-- Required work --
Your task is to extract every line from the material below exactly.
* Begin Material provided *
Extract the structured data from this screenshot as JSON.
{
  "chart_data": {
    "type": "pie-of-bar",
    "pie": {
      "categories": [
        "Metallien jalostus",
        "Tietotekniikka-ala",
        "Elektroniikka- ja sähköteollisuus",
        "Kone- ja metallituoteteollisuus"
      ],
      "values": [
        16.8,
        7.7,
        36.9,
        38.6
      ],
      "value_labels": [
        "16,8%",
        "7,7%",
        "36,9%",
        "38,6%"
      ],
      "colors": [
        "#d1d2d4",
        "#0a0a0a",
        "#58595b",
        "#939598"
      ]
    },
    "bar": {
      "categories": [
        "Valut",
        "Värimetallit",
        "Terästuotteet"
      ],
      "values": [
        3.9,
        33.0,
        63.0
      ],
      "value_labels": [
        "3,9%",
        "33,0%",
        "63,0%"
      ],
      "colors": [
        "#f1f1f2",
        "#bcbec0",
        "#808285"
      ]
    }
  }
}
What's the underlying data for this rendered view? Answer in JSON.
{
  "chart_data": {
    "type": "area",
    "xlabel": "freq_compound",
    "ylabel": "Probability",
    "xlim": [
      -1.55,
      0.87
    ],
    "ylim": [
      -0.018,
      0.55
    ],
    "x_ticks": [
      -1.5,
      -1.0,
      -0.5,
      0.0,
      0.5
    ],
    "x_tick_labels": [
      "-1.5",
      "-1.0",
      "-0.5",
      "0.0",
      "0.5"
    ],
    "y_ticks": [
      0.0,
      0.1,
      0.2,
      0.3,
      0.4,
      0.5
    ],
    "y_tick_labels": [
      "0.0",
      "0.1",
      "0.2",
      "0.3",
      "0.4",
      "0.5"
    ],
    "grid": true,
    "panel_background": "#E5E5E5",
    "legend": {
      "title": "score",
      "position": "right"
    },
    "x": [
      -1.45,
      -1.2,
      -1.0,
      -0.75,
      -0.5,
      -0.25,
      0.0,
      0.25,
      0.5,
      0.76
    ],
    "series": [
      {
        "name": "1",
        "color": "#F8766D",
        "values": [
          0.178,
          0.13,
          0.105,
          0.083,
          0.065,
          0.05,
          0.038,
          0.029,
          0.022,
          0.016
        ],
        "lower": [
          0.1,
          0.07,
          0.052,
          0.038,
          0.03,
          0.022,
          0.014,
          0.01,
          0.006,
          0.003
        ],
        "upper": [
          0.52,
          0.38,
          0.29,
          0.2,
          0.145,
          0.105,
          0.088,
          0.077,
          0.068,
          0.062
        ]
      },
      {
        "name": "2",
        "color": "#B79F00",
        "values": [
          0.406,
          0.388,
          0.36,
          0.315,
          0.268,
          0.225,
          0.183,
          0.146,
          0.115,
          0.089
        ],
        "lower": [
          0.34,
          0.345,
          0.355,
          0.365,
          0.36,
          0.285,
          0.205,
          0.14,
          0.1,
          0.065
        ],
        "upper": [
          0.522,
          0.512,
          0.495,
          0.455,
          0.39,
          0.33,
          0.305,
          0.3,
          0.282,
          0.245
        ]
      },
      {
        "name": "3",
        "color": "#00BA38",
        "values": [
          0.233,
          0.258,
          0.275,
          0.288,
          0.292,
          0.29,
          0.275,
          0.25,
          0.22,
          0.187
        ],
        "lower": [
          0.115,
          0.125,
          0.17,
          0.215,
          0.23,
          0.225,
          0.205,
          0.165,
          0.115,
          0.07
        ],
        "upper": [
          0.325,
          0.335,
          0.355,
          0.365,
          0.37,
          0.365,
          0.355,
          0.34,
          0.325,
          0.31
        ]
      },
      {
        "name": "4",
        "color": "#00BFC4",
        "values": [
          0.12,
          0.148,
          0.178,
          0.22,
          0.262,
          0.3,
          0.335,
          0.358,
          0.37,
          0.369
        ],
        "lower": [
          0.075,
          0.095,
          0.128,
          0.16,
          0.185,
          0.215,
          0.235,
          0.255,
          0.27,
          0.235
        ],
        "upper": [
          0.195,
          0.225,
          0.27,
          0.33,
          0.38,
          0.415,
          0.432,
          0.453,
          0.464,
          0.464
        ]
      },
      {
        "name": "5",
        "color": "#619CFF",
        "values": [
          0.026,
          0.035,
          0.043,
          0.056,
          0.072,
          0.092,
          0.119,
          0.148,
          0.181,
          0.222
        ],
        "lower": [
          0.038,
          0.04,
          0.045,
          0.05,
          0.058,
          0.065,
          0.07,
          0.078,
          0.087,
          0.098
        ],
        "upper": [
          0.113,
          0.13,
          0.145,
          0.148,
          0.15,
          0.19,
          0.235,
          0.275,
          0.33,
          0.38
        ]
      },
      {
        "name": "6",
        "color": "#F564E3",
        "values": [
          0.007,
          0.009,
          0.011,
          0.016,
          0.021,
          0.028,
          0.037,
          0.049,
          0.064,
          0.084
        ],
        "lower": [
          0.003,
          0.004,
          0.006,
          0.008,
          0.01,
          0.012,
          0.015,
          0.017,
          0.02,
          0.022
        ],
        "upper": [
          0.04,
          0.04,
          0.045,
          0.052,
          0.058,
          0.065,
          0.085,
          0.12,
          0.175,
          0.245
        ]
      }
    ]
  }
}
* End Material provided *
-- Completed exercise --
Extract the structured data from this screenshot as JSON.
{
  "chart_data": {
    "type": "pie-of-bar",
    "pie": {
      "categories": [
        "Metallien jalostus",
        "Tietotekniikka-ala",
        "Elektroniikka- ja sähköteollisuus",
        "Kone- ja metallituoteteollisuus"
      ],
      "values": [
        16.8,
        7.7,
        36.9,
        38.6
      ],
      "value_labels": [
        "16,8%",
        "7,7%",
        "36,9%",
        "38,6%"
      ],
      "colors": [
        "#d1d2d4",
        "#0a0a0a",
        "#58595b",
        "#939598"
      ]
    },
    "bar": {
      "categories": [
        "Valut",
        "Värimetallit",
        "Terästuotteet"
      ],
      "values": [
        3.9,
        33.0,
        63.0
      ],
      "value_labels": [
        "3,9%",
        "33,0%",
        "63,0%"
      ],
      "colors": [
        "#f1f1f2",
        "#bcbec0",
        "#808285"
      ]
    }
  }
}
What's the underlying data for this rendered view? Answer in JSON.
{
  "chart_data": {
    "type": "area",
    "xlabel": "freq_compound",
    "ylabel": "Probability",
    "xlim": [
      -1.55,
      0.87
    ],
    "ylim": [
      -0.018,
      0.55
    ],
    "x_ticks": [
      -1.5,
      -1.0,
      -0.5,
      0.0,
      0.5
    ],
    "x_tick_labels": [
      "-1.5",
      "-1.0",
      "-0.5",
      "0.0",
      "0.5"
    ],
    "y_ticks": [
      0.0,
      0.1,
      0.2,
      0.3,
      0.4,
      0.5
    ],
    "y_tick_labels": [
      "0.0",
      "0.1",
      "0.2",
      "0.3",
      "0.4",
      "0.5"
    ],
    "grid": true,
    "panel_background": "#E5E5E5",
    "legend": {
      "title": "score",
      "position": "right"
    },
    "x": [
      -1.45,
      -1.2,
      -1.0,
      -0.75,
      -0.5,
      -0.25,
      0.0,
      0.25,
      0.5,
      0.76
    ],
    "series": [
      {
        "name": "1",
        "color": "#F8766D",
        "values": [
          0.178,
          0.13,
          0.105,
          0.083,
          0.065,
          0.05,
          0.038,
          0.029,
          0.022,
          0.016
        ],
        "lower": [
          0.1,
          0.07,
          0.052,
          0.038,
          0.03,
          0.022,
          0.014,
          0.01,
          0.006,
          0.003
        ],
        "upper": [
          0.52,
          0.38,
          0.29,
          0.2,
          0.145,
          0.105,
          0.088,
          0.077,
          0.068,
          0.062
        ]
      },
      {
        "name": "2",
        "color": "#B79F00",
        "values": [
          0.406,
          0.388,
          0.36,
          0.315,
          0.268,
          0.225,
          0.183,
          0.146,
          0.115,
          0.089
        ],
        "lower": [
          0.34,
          0.345,
          0.355,
          0.365,
          0.36,
          0.285,
          0.205,
          0.14,
          0.1,
          0.065
        ],
        "upper": [
          0.522,
          0.512,
          0.495,
          0.455,
          0.39,
          0.33,
          0.305,
          0.3,
          0.282,
          0.245
        ]
      },
      {
        "name": "3",
        "color": "#00BA38",
        "values": [
          0.233,
          0.258,
          0.275,
          0.288,
          0.292,
          0.29,
          0.275,
          0.25,
          0.22,
          0.187
        ],
        "lower": [
          0.115,
          0.125,
          0.17,
          0.215,
          0.23,
          0.225,
          0.205,
          0.165,
          0.115,
          0.07
        ],
        "upper": [
          0.325,
          0.335,
          0.355,
          0.365,
          0.37,
          0.365,
          0.355,
          0.34,
          0.325,
          0.31
        ]
      },
      {
        "name": "4",
        "color": "#00BFC4",
        "values": [
          0.12,
          0.148,
          0.178,
          0.22,
          0.262,
          0.3,
          0.335,
          0.358,
          0.37,
          0.369
        ],
        "lower": [
          0.075,
          0.095,
          0.128,
          0.16,
          0.185,
          0.215,
          0.235,
          0.255,
          0.27,
          0.235
        ],
        "upper": [
          0.195,
          0.225,
          0.27,
          0.33,
          0.38,
          0.415,
          0.432,
          0.453,
          0.464,
          0.464
        ]
      },
      {
        "name": "5",
        "color": "#619CFF",
        "values": [
          0.026,
          0.035,
          0.043,
          0.056,
          0.072,
          0.092,
          0.119,
          0.148,
          0.181,
          0.222
        ],
        "lower": [
          0.038,
          0.04,
          0.045,
          0.05,
          0.058,
          0.065,
          0.07,
          0.078,
          0.087,
          0.098
        ],
        "upper": [
          0.113,
          0.13,
          0.145,
          0.148,
          0.15,
          0.19,
          0.235,
          0.275,
          0.33,
          0.38
        ]
      },
      {
        "name": "6",
        "color": "#F564E3",
        "values": [
          0.007,
          0.009,
          0.011,
          0.016,
          0.021,
          0.028,
          0.037,
          0.049,
          0.064,
          0.084
        ],
        "lower": [
          0.003,
          0.004,
          0.006,
          0.008,
          0.01,
          0.012,
          0.015,
          0.017,
          0.02,
          0.022
        ],
        "upper": [
          0.04,
          0.04,
          0.045,
          0.052,
          0.058,
          0.065,
          0.085,
          0.12,
          0.175,
          0.245
        ]
      }
    ]
  }
}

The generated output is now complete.